* Task goal
The data below should be printed in full, exactly, and without any of its images.

* Exercise material
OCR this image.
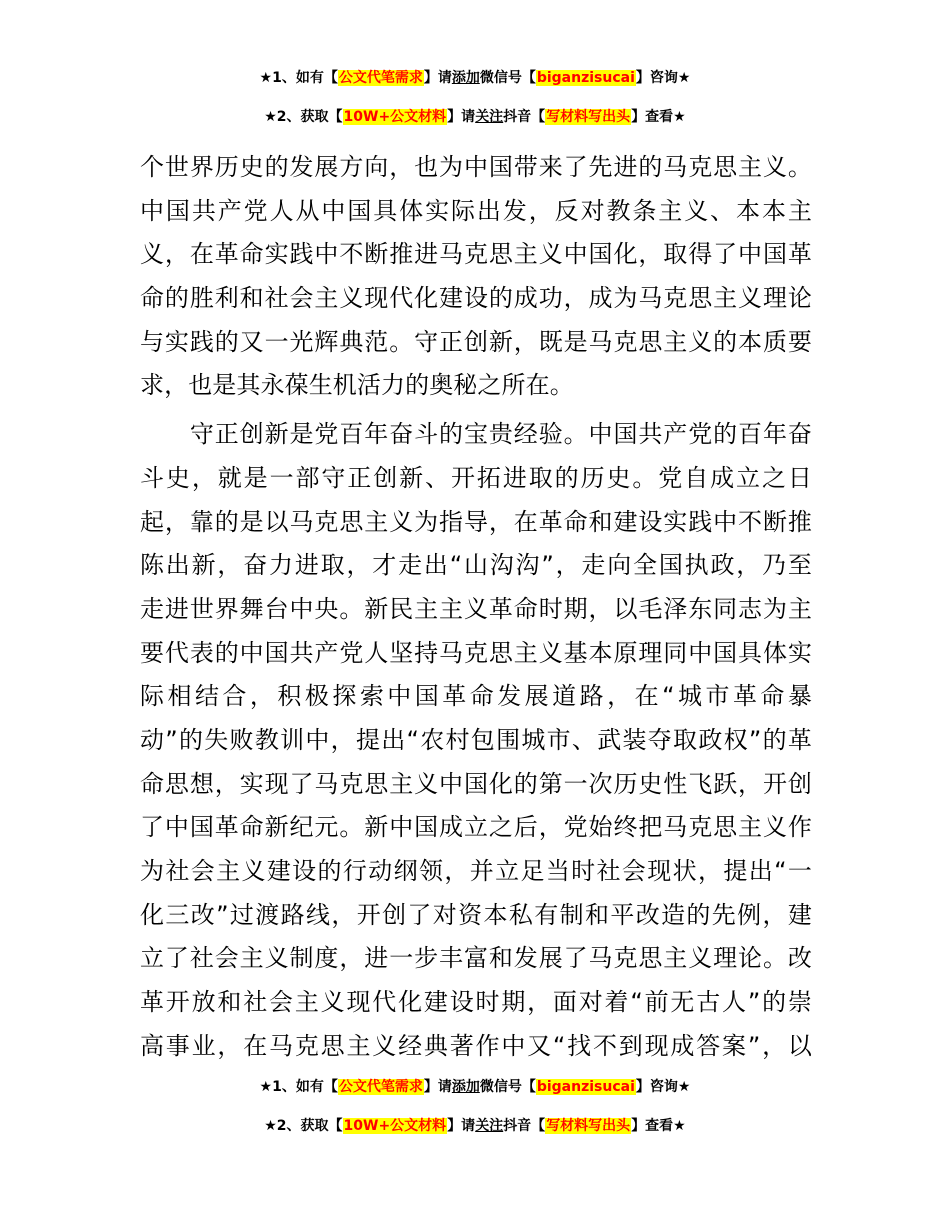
★1、如有【公文代笔需求】请添加微信号【biganzisucai】咨询★
★2、获取【10W+公文材料】请关注抖音【写材料写出头】查看★
个世界历史的发展方向，也为中国带来了先进的马克思主义。
中国共产党人从中国具体实际出发，反对教条主义、本本主
义，在革命实践中不断推进马克思主义中国化，取得了中国革
命的胜利和社会主义现代化建设的成功，成为马克思主义理论
与实践的又一光辉典范。守正创新，既是马克思主义的本质要
求，也是其永葆生机活力的奥秘之所在。
　　守正创新是党百年奋斗的宝贵经验。中国共产党的百年奋
斗史，就是一部守正创新、开拓进取的历史。党自成立之日
起，靠的是以马克思主义为指导，在革命和建设实践中不断推
陈出新，奋力进取，才走出“山沟沟”，走向全国执政，乃至
走进世界舞台中央。新民主主义革命时期，以毛泽东同志为主
要代表的中国共产党人坚持马克思主义基本原理同中国具体实
际相结合，积极探索中国革命发展道路，在“城市革命暴
动”的失败教训中，提出“农村包围城市、武装夺取政权”的革
命思想，实现了马克思主义中国化的第一次历史性飞跃，开创
了中国革命新纪元。新中国成立之后，党始终把马克思主义作
为社会主义建设的行动纲领，并立足当时社会现状，提出“一
化三改”过渡路线，开创了对资本私有制和平改造的先例，建
立了社会主义制度，进一步丰富和发展了马克思主义理论。改
革开放和社会主义现代化建设时期，面对着“前无古人”的崇
高事业，在马克思主义经典著作中又“找不到现成答案”，以
★1、如有【公文代笔需求】请添加微信号【biganzisucai】咨询★
★2、获取【10W+公文材料】请关注抖音【写材料写出头】查看★
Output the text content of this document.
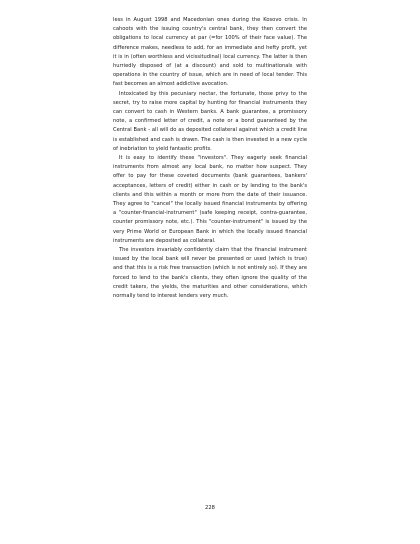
less in August 1998 and Macedonian ones during the Kosovo crisis. In cahoots with the issuing country's central bank, they then convert the obligations to local currency at par (=for 100% of their face value). The difference makes, needless to add, for an immediate and hefty profit, yet it is in (often worthless and vicissitudinal) local currency. The latter is then hurriedly disposed of (at a discount) and sold to multinationals with operations in the country of issue, which are in need of local tender. This fast becomes an almost addictive avocation.

Intoxicated by this pecuniary nectar, the fortunate, those privy to the secret, try to raise more capital by hunting for financial instruments they can convert to cash in Western banks. A bank guarantee, a promissory note, a confirmed letter of credit, a note or a bond guaranteed by the Central Bank - all will do as deposited collateral against which a credit line is established and cash is drawn. The cash is then invested in a new cycle of inebriation to yield fantastic profits.

It is easy to identify these "investors". They eagerly seek financial instruments from almost any local bank, no matter how suspect. They offer to pay for these coveted documents (bank guarantees, bankers' acceptances, letters of credit) either in cash or by lending to the bank's clients and this within a month or more from the date of their issuance. They agree to "cancel" the locally issued financial instruments by offering a "counter-financial-instrument" (safe keeping receipt, contra-guarantee, counter promissory note, etc.). This "counter-instrument" is issued by the very Prime World or European Bank in which the locally issued financial instruments are deposited as collateral.

The investors invariably confidently claim that the financial instrument issued by the local bank will never be presented or used (which is true) and that this is a risk free transaction (which is not entirely so). If they are forced to lend to the bank's clients, they often ignore the quality of the credit takers, the yields, the maturities and other considerations, which normally tend to interest lenders very much.

228
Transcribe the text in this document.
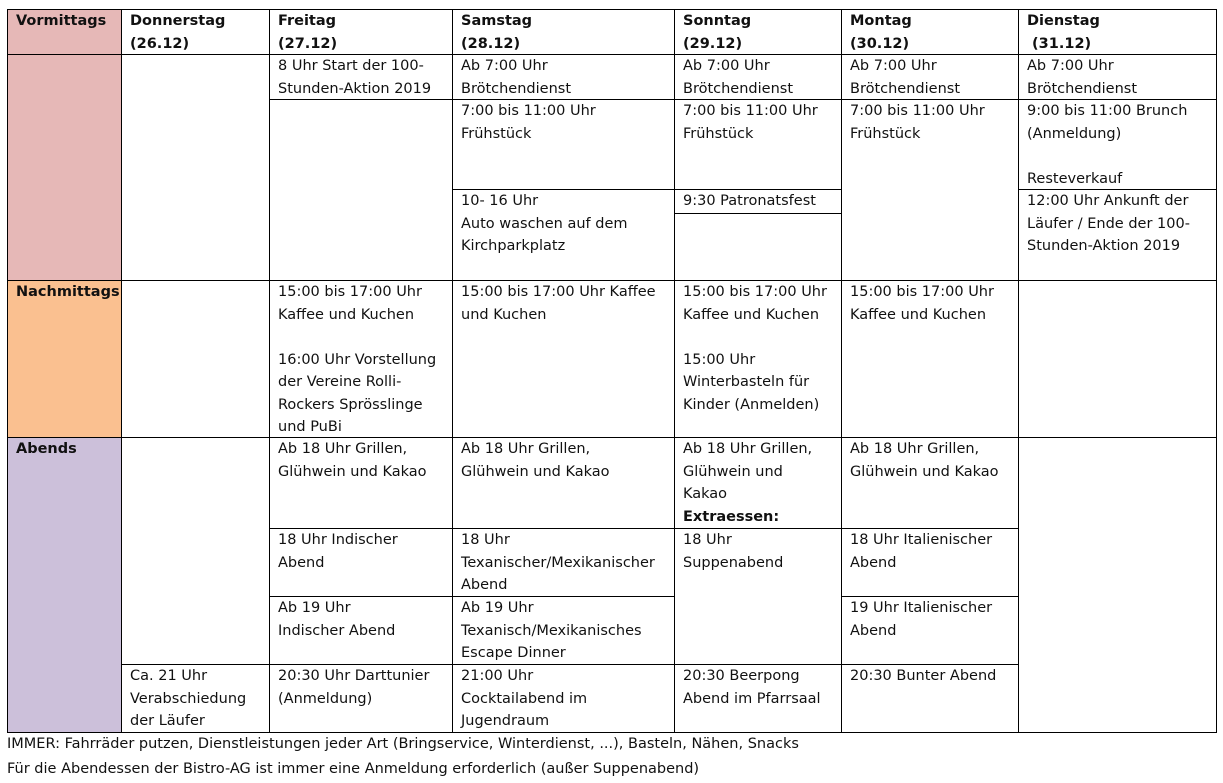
Vormittags
Nachmittags
Abends
Donnerstag
(26.12)
Freitag
(27.12)
Samstag
(28.12)
Sonntag
(29.12)
Montag
(30.12)
Dienstag
(31.12)
8 Uhr Start der 100-
Stunden-Aktion 2019
Ab 7:00 Uhr
Brötchendienst
Ab 7:00 Uhr
Brötchendienst
Ab 7:00 Uhr
Brötchendienst
Ab 7:00 Uhr
Brötchendienst
7:00 bis 11:00 Uhr
Frühstück
7:00 bis 11:00 Uhr
Frühstück
7:00 bis 11:00 Uhr
Frühstück
9:00 bis 11:00 Brunch
(Anmeldung)

Resteverkauf
10- 16 Uhr
Auto waschen auf dem
Kirchparkplatz
9:30 Patronatsfest	12:00 Uhr Ankunft der
Läufer / Ende der 100-
Stunden-Aktion 2019
15:00 bis 17:00 Uhr
Kaffee und Kuchen

16:00 Uhr Vorstellung
der Vereine Rolli-
Rockers Sprösslinge
und PuBi
15:00 bis 17:00 Uhr Kaffee
und Kuchen
15:00 bis 17:00 Uhr
Kaffee und Kuchen

15:00 Uhr
Winterbasteln für
Kinder (Anmelden)
15:00 bis 17:00 Uhr
Kaffee und Kuchen
Ab 18 Uhr Grillen,
Glühwein und Kakao
Ab 18 Uhr Grillen,
Glühwein und Kakao
Ab 18 Uhr Grillen,
Glühwein und Kakao
18 Uhr Indischer
Abend
18 Uhr
Texanischer/Mexikanischer
Abend
18 Uhr
Suppenabend
18 Uhr Italienischer
Abend
Ab 19 Uhr
Indischer Abend
Ab 19 Uhr
Texanisch/Mexikanisches
Escape Dinner
19 Uhr Italienischer
Abend
Ca. 21 Uhr
Verabschiedung
der Läufer
20:30 Uhr Darttunier
(Anmeldung)
21:00 Uhr
Cocktailabend im
Jugendraum
20:30 Beerpong
Abend im Pfarrsaal
20:30 Bunter Abend
Ab 18 Uhr Grillen,
Glühwein und
Kakao
Extraessen:
IMMER: Fahrräder putzen, Dienstleistungen jeder Art (Bringservice, Winterdienst, ...), Basteln, Nähen, Snacks
Für die Abendessen der Bistro-AG ist immer eine Anmeldung erforderlich (außer Suppenabend)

* Task answer
OCR this image.
★1、如有【公文代笔需求】请添加微信号【biganzisucai】咨询★
★2、获取【10W+公文材料】请关注抖音【写材料写出头】查看★
个世界历史的发展方向，也为中国带来了先进的马克思主义。
中国共产党人从中国具体实际出发，反对教条主义、本本主
义，在革命实践中不断推进马克思主义中国化，取得了中国革
命的胜利和社会主义现代化建设的成功，成为马克思主义理论
与实践的又一光辉典范。守正创新，既是马克思主义的本质要
求，也是其永葆生机活力的奥秘之所在。
　　守正创新是党百年奋斗的宝贵经验。中国共产党的百年奋
斗史，就是一部守正创新、开拓进取的历史。党自成立之日
起，靠的是以马克思主义为指导，在革命和建设实践中不断推
陈出新，奋力进取，才走出“山沟沟”，走向全国执政，乃至
走进世界舞台中央。新民主主义革命时期，以毛泽东同志为主
要代表的中国共产党人坚持马克思主义基本原理同中国具体实
际相结合，积极探索中国革命发展道路，在“城市革命暴
动”的失败教训中，提出“农村包围城市、武装夺取政权”的革
命思想，实现了马克思主义中国化的第一次历史性飞跃，开创
了中国革命新纪元。新中国成立之后，党始终把马克思主义作
为社会主义建设的行动纲领，并立足当时社会现状，提出“一
化三改”过渡路线，开创了对资本私有制和平改造的先例，建
立了社会主义制度，进一步丰富和发展了马克思主义理论。改
革开放和社会主义现代化建设时期，面对着“前无古人”的崇
高事业，在马克思主义经典著作中又“找不到现成答案”，以
★1、如有【公文代笔需求】请添加微信号【biganzisucai】咨询★
★2、获取【10W+公文材料】请关注抖音【写材料写出头】查看★
Output the text content of this document.
less in August 1998 and Macedonian ones during the Kosovo crisis. In cahoots with the issuing country's central bank, they then convert the obligations to local currency at par (=for 100% of their face value). The difference makes, needless to add, for an immediate and hefty profit, yet it is in (often worthless and vicissitudinal) local currency. The latter is then hurriedly disposed of (at a discount) and sold to multinationals with operations in the country of issue, which are in need of local tender. This fast becomes an almost addictive avocation.

Intoxicated by this pecuniary nectar, the fortunate, those privy to the secret, try to raise more capital by hunting for financial instruments they can convert to cash in Western banks. A bank guarantee, a promissory note, a confirmed letter of credit, a note or a bond guaranteed by the Central Bank - all will do as deposited collateral against which a credit line is established and cash is drawn. The cash is then invested in a new cycle of inebriation to yield fantastic profits.

It is easy to identify these "investors". They eagerly seek financial instruments from almost any local bank, no matter how suspect. They offer to pay for these coveted documents (bank guarantees, bankers' acceptances, letters of credit) either in cash or by lending to the bank's clients and this within a month or more from the date of their issuance. They agree to "cancel" the locally issued financial instruments by offering a "counter-financial-instrument" (safe keeping receipt, contra-guarantee, counter promissory note, etc.). This "counter-instrument" is issued by the very Prime World or European Bank in which the locally issued financial instruments are deposited as collateral.

The investors invariably confidently claim that the financial instrument issued by the local bank will never be presented or used (which is true) and that this is a risk free transaction (which is not entirely so). If they are forced to lend to the bank's clients, they often ignore the quality of the credit takers, the yields, the maturities and other considerations, which normally tend to interest lenders very much.

228
Transcribe the text in this document.
Vormittags
Nachmittags
Abends
Donnerstag
(26.12)
Freitag
(27.12)
Samstag
(28.12)
Sonntag
(29.12)
Montag
(30.12)
Dienstag
(31.12)
8 Uhr Start der 100-
Stunden-Aktion 2019
Ab 7:00 Uhr
Brötchendienst
Ab 7:00 Uhr
Brötchendienst
Ab 7:00 Uhr
Brötchendienst
Ab 7:00 Uhr
Brötchendienst
7:00 bis 11:00 Uhr
Frühstück
7:00 bis 11:00 Uhr
Frühstück
7:00 bis 11:00 Uhr
Frühstück
9:00 bis 11:00 Brunch
(Anmeldung)

Resteverkauf
10- 16 Uhr
Auto waschen auf dem
Kirchparkplatz
9:30 Patronatsfest	12:00 Uhr Ankunft der
Läufer / Ende der 100-
Stunden-Aktion 2019
15:00 bis 17:00 Uhr
Kaffee und Kuchen

16:00 Uhr Vorstellung
der Vereine Rolli-
Rockers Sprösslinge
und PuBi
15:00 bis 17:00 Uhr Kaffee
und Kuchen
15:00 bis 17:00 Uhr
Kaffee und Kuchen

15:00 Uhr
Winterbasteln für
Kinder (Anmelden)
15:00 bis 17:00 Uhr
Kaffee und Kuchen
Ab 18 Uhr Grillen,
Glühwein und Kakao
Ab 18 Uhr Grillen,
Glühwein und Kakao
Ab 18 Uhr Grillen,
Glühwein und Kakao
18 Uhr Indischer
Abend
18 Uhr
Texanischer/Mexikanischer
Abend
18 Uhr
Suppenabend
18 Uhr Italienischer
Abend
Ab 19 Uhr
Indischer Abend
Ab 19 Uhr
Texanisch/Mexikanisches
Escape Dinner
19 Uhr Italienischer
Abend
Ca. 21 Uhr
Verabschiedung
der Läufer
20:30 Uhr Darttunier
(Anmeldung)
21:00 Uhr
Cocktailabend im
Jugendraum
20:30 Beerpong
Abend im Pfarrsaal
20:30 Bunter Abend
Ab 18 Uhr Grillen,
Glühwein und
Kakao
Extraessen:
IMMER: Fahrräder putzen, Dienstleistungen jeder Art (Bringservice, Winterdienst, ...), Basteln, Nähen, Snacks
Für die Abendessen der Bistro-AG ist immer eine Anmeldung erforderlich (außer Suppenabend)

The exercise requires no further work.